**What the exercise asks**
In the listing below, locate the lines that hold the string "guérisons". Copy those lines.

[Recorded data]
'''

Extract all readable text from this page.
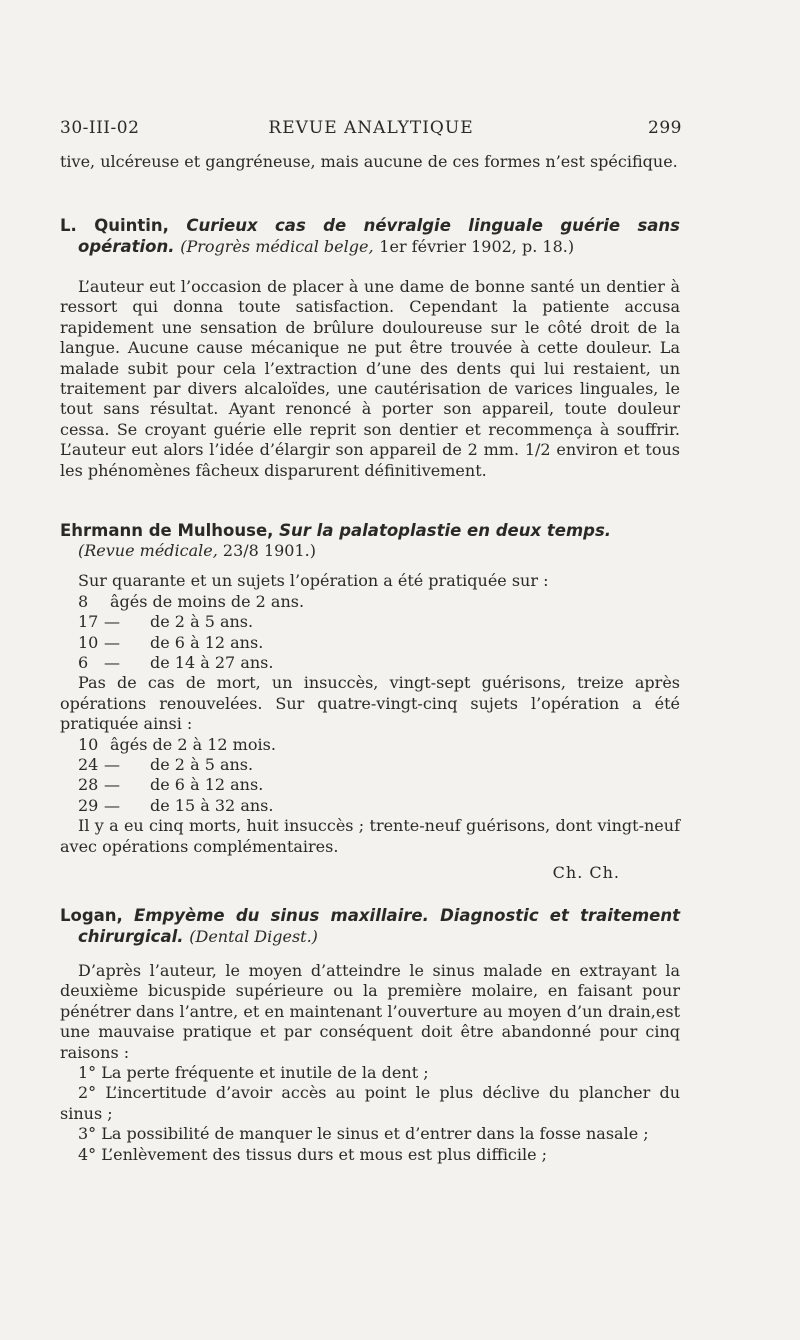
30-III-02	REVUE ANALYTIQUE	299

tive, ulcéreuse et gangréneuse, mais aucune de ces formes n’est spécifique.

L. Quintin, Curieux cas de névralgie linguale guérie sans opération. (Progrès médical belge, 1er février 1902, p. 18.)

L’auteur eut l’occasion de placer à une dame de bonne santé un dentier à ressort qui donna toute satisfaction. Cependant la patiente accusa rapidement une sensation de brûlure douloureuse sur le côté droit de la langue. Aucune cause mécanique ne put être trouvée à cette douleur. La malade subit pour cela l’extraction d’une des dents qui lui restaient, un traitement par divers alcaloïdes, une cautérisation de varices linguales, le tout sans résultat. Ayant renoncé à porter son appareil, toute douleur cessa. Se croyant guérie elle reprit son dentier et recommença à souffrir. L’auteur eut alors l’idée d’élargir son appareil de 2 mm. 1/2 environ et tous les phénomènes fâcheux disparurent définitivement.

Ehrmann de Mulhouse, Sur la palatoplastie en deux temps.

(Revue médicale, 23/8 1901.)

Sur quarante et un sujets l’opération a été pratiquée sur :

8	âgés de moins de 2 ans.
17 —	de 2 à 5 ans.
10 —	de 6 à 12 ans.
6 —	de 14 à 27 ans.

Pas de cas de mort, un insuccès, vingt-sept guérisons, treize après opérations renouvelées. Sur quatre-vingt-cinq sujets l’opération a été pratiquée ainsi :

10 âgés de 2 à 12 mois.
24 —	de 2 à 5 ans.
28 —	de 6 à 12 ans.
29 —	de 15 à 32 ans.

Il y a eu cinq morts, huit insuccès ; trente-neuf guérisons, dont vingt-neuf avec opérations complémentaires.

Ch. Ch.

Logan, Empyème du sinus maxillaire. Diagnostic et traitement chirurgical. (Dental Digest.)

D’après l’auteur, le moyen d’atteindre le sinus malade en extrayant la deuxième bicuspide supérieure ou la première molaire, en faisant pour pénétrer dans l’antre, et en maintenant l’ouverture au moyen d’un drain,est une mauvaise pratique et par conséquent doit être abandonné pour cinq raisons :

1° La perte fréquente et inutile de la dent ;

2° L’incertitude d’avoir accès au point le plus déclive du plancher du sinus ;

3° La possibilité de manquer le sinus et d’entrer dans la fosse nasale ;

4° L’enlèvement des tissus durs et mous est plus difficile ;
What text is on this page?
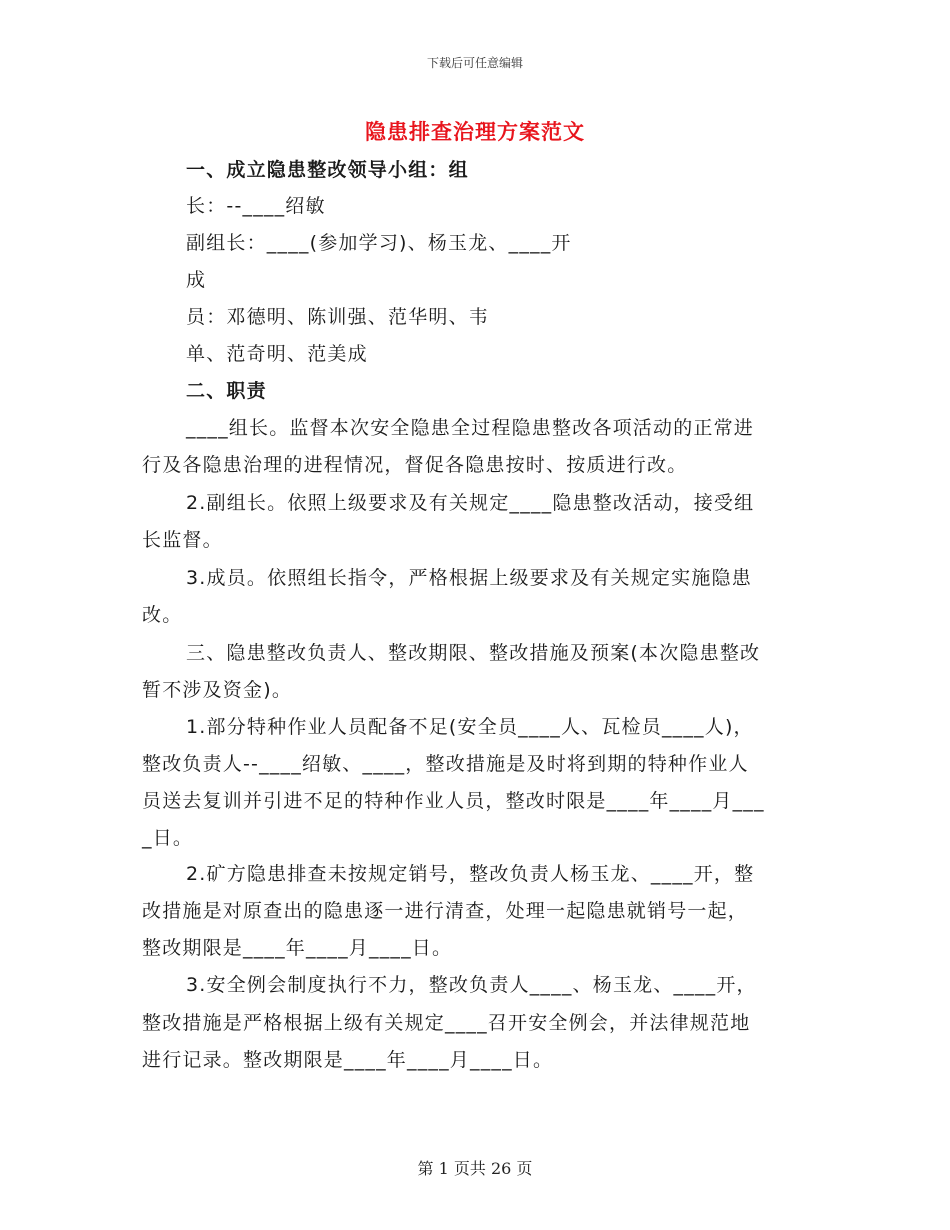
下载后可任意编辑
隐患排查治理方案范文
一、成立隐患整改领导小组：组
长：--____绍敏
副组长：____(参加学习)、杨玉龙、____开
成
员：邓德明、陈训强、范华明、韦
单、范奇明、范美成
二、职责
____组长。监督本次安全隐患全过程隐患整改各项活动的正常进
行及各隐患治理的进程情况，督促各隐患按时、按质进行改。
2.副组长。依照上级要求及有关规定____隐患整改活动，接受组
长监督。
3.成员。依照组长指令，严格根据上级要求及有关规定实施隐患
改。
三、隐患整改负责人、整改期限、整改措施及预案(本次隐患整改
暂不涉及资金)。
1.部分特种作业人员配备不足(安全员____人、瓦检员____人)，
整改负责人--____绍敏、____，整改措施是及时将到期的特种作业人
员送去复训并引进不足的特种作业人员，整改时限是____年____月___
_日。
2.矿方隐患排查未按规定销号，整改负责人杨玉龙、____开，整
改措施是对原查出的隐患逐一进行清查，处理一起隐患就销号一起，
整改期限是____年____月____日。
3.安全例会制度执行不力，整改负责人____、杨玉龙、____开，
整改措施是严格根据上级有关规定____召开安全例会，并法律规范地
进行记录。整改期限是____年____月____日。
第 1 页共 26 页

'''

**Exercise output**
Pas de cas de mort, un insuccès, vingt-sept guérisons, treize après opérations renouvelées. Sur quatre-vingt-cinq sujets l’opération a été pratiquée ainsi :
Il y a eu cinq morts, huit insuccès ; trente-neuf guérisons, dont vingt-neuf avec opérations complémentaires.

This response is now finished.